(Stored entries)

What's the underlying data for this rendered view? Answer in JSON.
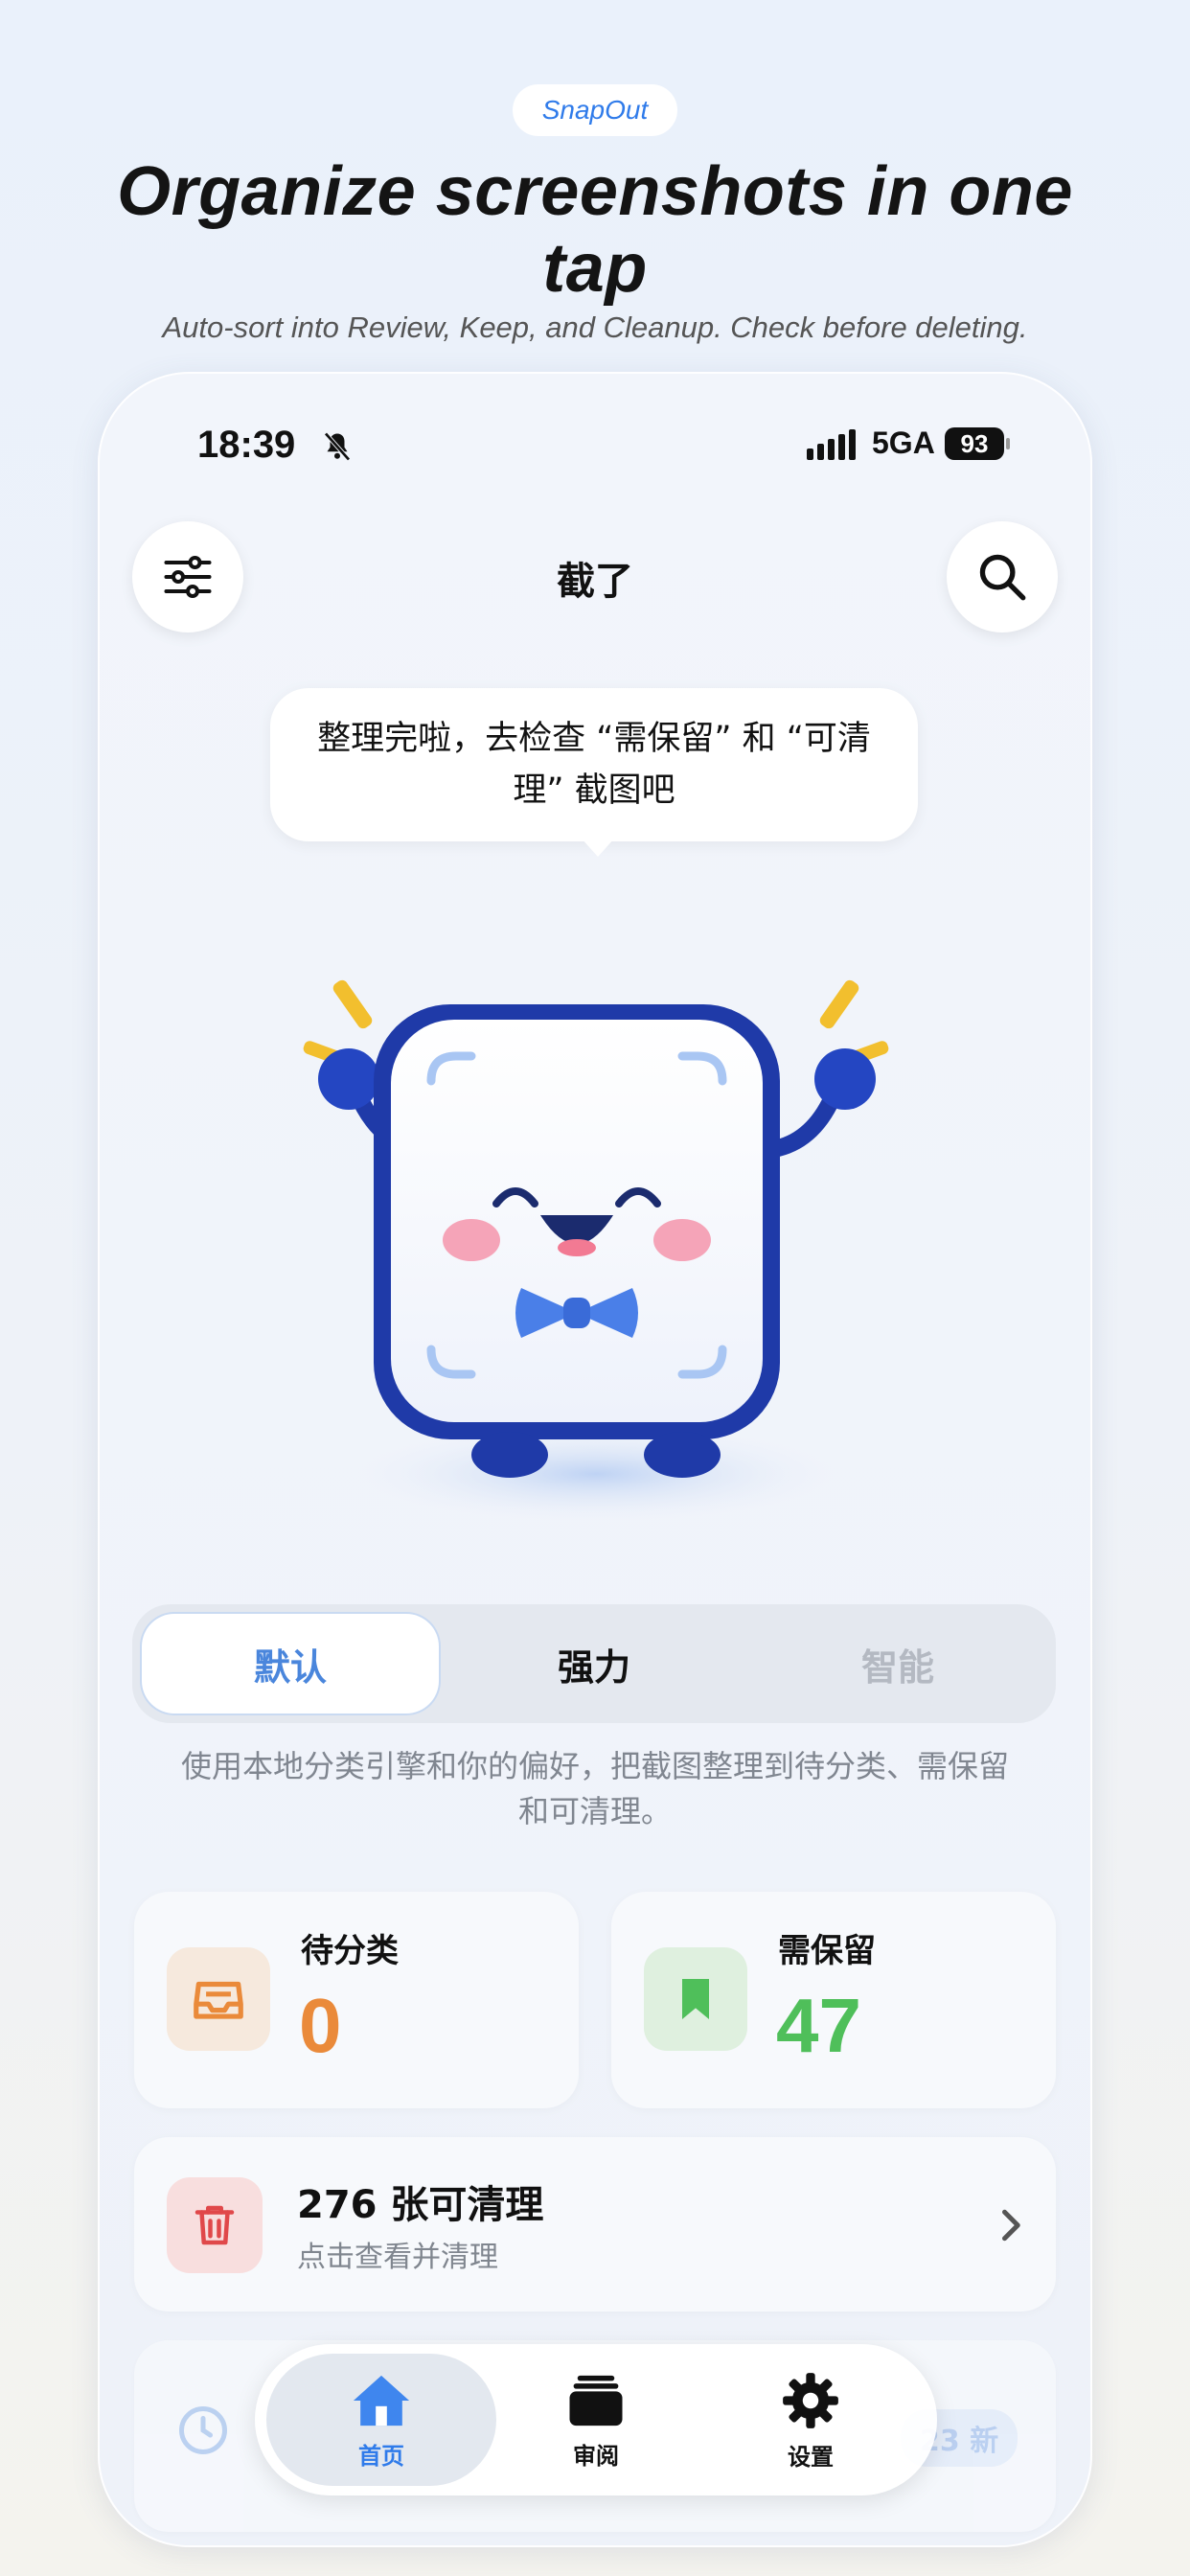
{
  "promo": {
    "brand_pill": "SnapOut",
    "headline": "Organize screenshots in one tap",
    "subline": "Auto-sort into Review, Keep, and Cleanup. Check before deleting."
  },
  "status_bar": {
    "time": "18:39",
    "network": "5GA",
    "battery": "93"
  },
  "header": {
    "title": "截了",
    "filter_icon": "sliders-icon",
    "search_icon": "search-icon"
  },
  "speech_bubble": {
    "text": "整理完啦，去检查 “需保留” 和 “可清理” 截图吧"
  },
  "mode_selector": {
    "options": [
      "默认",
      "强力",
      "智能"
    ],
    "selected": "默认",
    "description": "使用本地分类引擎和你的偏好，把截图整理到待分类、需保留和可清理。"
  },
  "stats": {
    "pending": {
      "label": "待分类",
      "count": "0",
      "icon": "inbox-icon",
      "color": "#ea8a3a"
    },
    "keep": {
      "label": "需保留",
      "count": "47",
      "icon": "bookmark-icon",
      "color": "#4fbf5a"
    }
  },
  "cleanup": {
    "title": "276 张可清理",
    "subtitle": "点击查看并清理",
    "icon": "trash-icon"
  },
  "hidden_card": {
    "badge": "23 新"
  },
  "tab_bar": {
    "items": [
      {
        "label": "首页",
        "icon": "home-icon",
        "active": true
      },
      {
        "label": "审阅",
        "icon": "stack-icon",
        "active": false
      },
      {
        "label": "设置",
        "icon": "gear-icon",
        "active": false
      }
    ]
  },
  "colors": {
    "accent": "#2f7bea",
    "orange": "#ea8a3a",
    "green": "#4fbf5a",
    "red": "#e0484a"
  }
}
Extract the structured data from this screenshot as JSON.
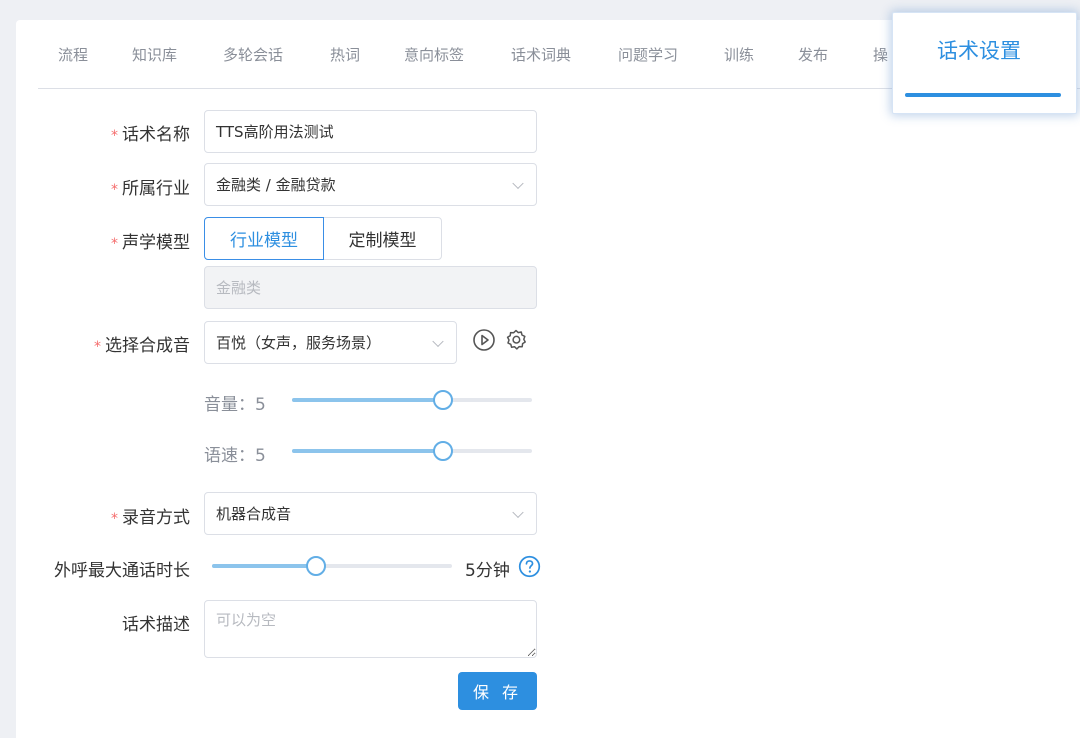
{
  "tabs": [
    "流程",
    "知识库",
    "多轮会话",
    "热词",
    "意向标签",
    "话术词典",
    "问题学习",
    "训练",
    "发布",
    "操"
  ],
  "active_tab": "话术设置",
  "form": {
    "name_label": "话术名称",
    "name_value": "TTS高阶用法测试",
    "industry_label": "所属行业",
    "industry_value": "金融类 / 金融贷款",
    "model_label": "声学模型",
    "model_options": [
      "行业模型",
      "定制模型"
    ],
    "model_selected": "行业模型",
    "model_value": "金融类",
    "voice_label": "选择合成音",
    "voice_value": "百悦（女声，服务场景）",
    "volume_label": "音量：5",
    "volume_value": 5,
    "speed_label": "语速：5",
    "speed_value": 5,
    "slider_max": 8,
    "record_label": "录音方式",
    "record_value": "机器合成音",
    "max_duration_label": "外呼最大通话时长",
    "max_duration_text": "5分钟",
    "max_duration_fraction": 0.43,
    "desc_label": "话术描述",
    "desc_placeholder": "可以为空",
    "save_label": "保 存",
    "required_mark": "*"
  },
  "colors": {
    "accent": "#2d8fe0",
    "required": "#f56c6c"
  },
  "icons": [
    "play-circle-icon",
    "gear-icon",
    "help-circle-icon",
    "chevron-down-icon"
  ]
}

# [Exercise directions]
All lines from the one containing "Extract the structured" through the end of the entries, both ends included, should be written out exactly, with no pictures.

# [Written reply]
Extract the structured data from this screenshot as JSON.
{
  "tabs": [
    "流程",
    "知识库",
    "多轮会话",
    "热词",
    "意向标签",
    "话术词典",
    "问题学习",
    "训练",
    "发布",
    "操"
  ],
  "active_tab": "话术设置",
  "form": {
    "name_label": "话术名称",
    "name_value": "TTS高阶用法测试",
    "industry_label": "所属行业",
    "industry_value": "金融类 / 金融贷款",
    "model_label": "声学模型",
    "model_options": [
      "行业模型",
      "定制模型"
    ],
    "model_selected": "行业模型",
    "model_value": "金融类",
    "voice_label": "选择合成音",
    "voice_value": "百悦（女声，服务场景）",
    "volume_label": "音量：5",
    "volume_value": 5,
    "speed_label": "语速：5",
    "speed_value": 5,
    "slider_max": 8,
    "record_label": "录音方式",
    "record_value": "机器合成音",
    "max_duration_label": "外呼最大通话时长",
    "max_duration_text": "5分钟",
    "max_duration_fraction": 0.43,
    "desc_label": "话术描述",
    "desc_placeholder": "可以为空",
    "save_label": "保 存",
    "required_mark": "*"
  },
  "colors": {
    "accent": "#2d8fe0",
    "required": "#f56c6c"
  },
  "icons": [
    "play-circle-icon",
    "gear-icon",
    "help-circle-icon",
    "chevron-down-icon"
  ]
}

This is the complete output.